> [Raw data]:
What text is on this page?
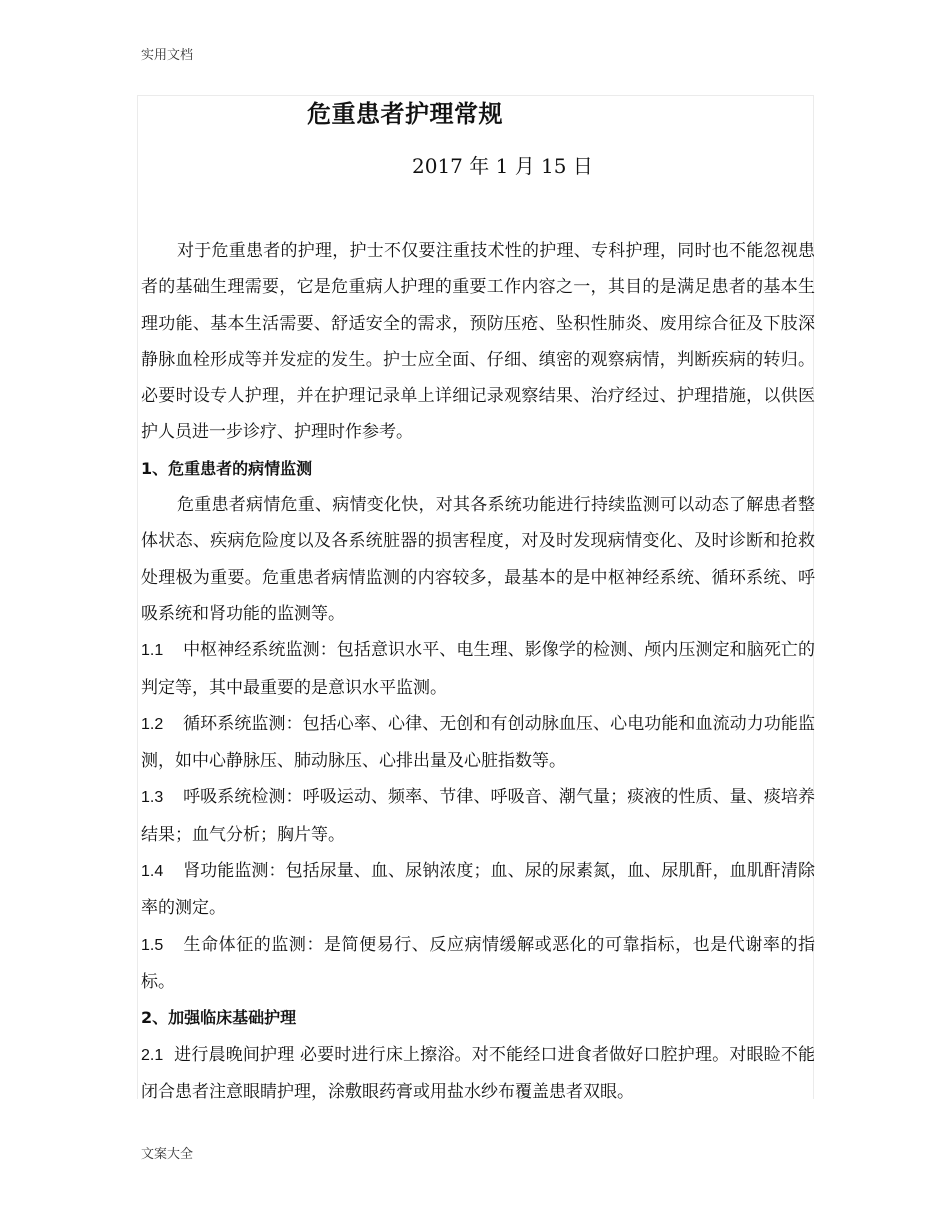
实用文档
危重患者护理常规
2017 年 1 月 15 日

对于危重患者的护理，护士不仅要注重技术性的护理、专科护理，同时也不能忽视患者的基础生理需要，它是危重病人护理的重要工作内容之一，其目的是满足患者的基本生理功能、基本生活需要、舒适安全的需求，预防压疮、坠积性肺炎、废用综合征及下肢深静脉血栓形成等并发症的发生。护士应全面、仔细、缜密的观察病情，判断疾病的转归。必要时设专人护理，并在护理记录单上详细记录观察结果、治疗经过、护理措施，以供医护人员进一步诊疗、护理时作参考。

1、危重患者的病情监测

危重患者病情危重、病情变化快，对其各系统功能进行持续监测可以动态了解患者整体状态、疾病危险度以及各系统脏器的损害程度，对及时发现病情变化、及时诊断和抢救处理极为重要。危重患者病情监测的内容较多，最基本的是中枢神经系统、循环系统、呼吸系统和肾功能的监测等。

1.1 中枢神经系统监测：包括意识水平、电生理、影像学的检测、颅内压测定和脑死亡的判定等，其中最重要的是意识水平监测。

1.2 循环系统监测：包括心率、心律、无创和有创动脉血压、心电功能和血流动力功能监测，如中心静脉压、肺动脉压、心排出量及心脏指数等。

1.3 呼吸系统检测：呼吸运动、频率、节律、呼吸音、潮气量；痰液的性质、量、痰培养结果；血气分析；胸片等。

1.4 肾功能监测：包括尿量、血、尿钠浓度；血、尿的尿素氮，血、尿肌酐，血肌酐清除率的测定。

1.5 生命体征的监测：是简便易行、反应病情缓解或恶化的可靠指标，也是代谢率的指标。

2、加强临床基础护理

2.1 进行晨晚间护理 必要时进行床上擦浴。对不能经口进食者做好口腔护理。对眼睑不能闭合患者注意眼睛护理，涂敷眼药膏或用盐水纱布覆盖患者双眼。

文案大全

==

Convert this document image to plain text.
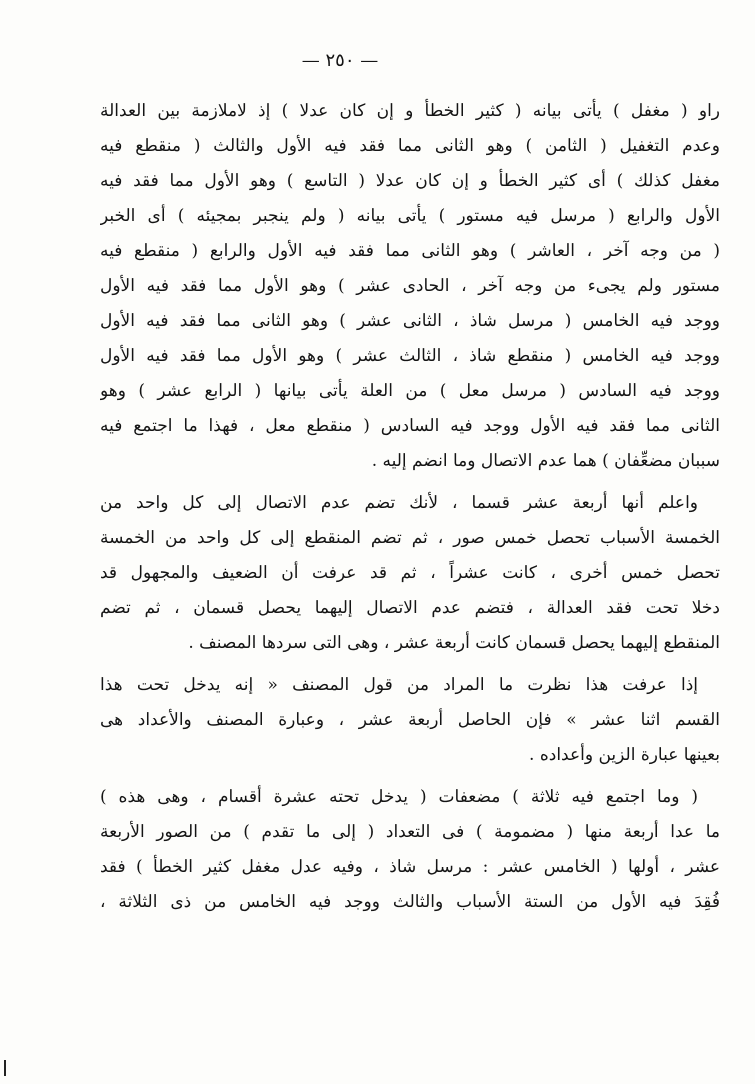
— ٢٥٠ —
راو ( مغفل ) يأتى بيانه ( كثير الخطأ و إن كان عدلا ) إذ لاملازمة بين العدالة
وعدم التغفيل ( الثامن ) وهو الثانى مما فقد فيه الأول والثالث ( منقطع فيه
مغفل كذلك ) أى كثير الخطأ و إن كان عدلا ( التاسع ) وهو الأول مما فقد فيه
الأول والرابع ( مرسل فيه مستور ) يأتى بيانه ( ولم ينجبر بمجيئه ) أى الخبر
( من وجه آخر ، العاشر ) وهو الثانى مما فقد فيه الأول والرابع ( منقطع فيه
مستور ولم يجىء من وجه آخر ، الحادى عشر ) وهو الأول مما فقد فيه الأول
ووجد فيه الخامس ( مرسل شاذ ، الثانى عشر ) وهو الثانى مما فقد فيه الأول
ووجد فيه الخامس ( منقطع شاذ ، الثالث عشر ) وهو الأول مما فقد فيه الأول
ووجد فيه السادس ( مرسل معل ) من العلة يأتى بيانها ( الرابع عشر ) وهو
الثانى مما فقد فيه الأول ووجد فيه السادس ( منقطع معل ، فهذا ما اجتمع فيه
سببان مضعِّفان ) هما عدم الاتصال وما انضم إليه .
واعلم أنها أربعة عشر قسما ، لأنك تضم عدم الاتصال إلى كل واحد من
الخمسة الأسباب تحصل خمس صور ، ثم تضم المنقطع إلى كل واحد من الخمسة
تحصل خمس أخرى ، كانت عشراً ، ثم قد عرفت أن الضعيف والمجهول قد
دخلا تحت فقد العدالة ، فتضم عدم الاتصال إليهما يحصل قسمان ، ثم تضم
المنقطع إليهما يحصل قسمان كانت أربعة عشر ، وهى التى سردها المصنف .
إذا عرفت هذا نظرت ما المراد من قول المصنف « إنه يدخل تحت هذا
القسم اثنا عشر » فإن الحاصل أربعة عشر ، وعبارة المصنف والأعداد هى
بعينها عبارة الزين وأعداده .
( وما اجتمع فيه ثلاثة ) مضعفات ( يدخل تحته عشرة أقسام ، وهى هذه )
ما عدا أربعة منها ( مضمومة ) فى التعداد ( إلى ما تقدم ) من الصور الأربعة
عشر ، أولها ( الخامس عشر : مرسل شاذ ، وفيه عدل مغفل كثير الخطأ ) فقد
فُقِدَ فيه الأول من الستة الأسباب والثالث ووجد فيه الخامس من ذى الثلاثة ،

> [Description of the task]: Find and copy every line in the entries above where the string "إليهما" occurs.

> [Response to this task]:
دخلا تحت فقد العدالة ، فتضم عدم الاتصال إليهما يحصل قسمان ، ثم تضم
المنقطع إليهما يحصل قسمان كانت أربعة عشر ، وهى التى سردها المصنف .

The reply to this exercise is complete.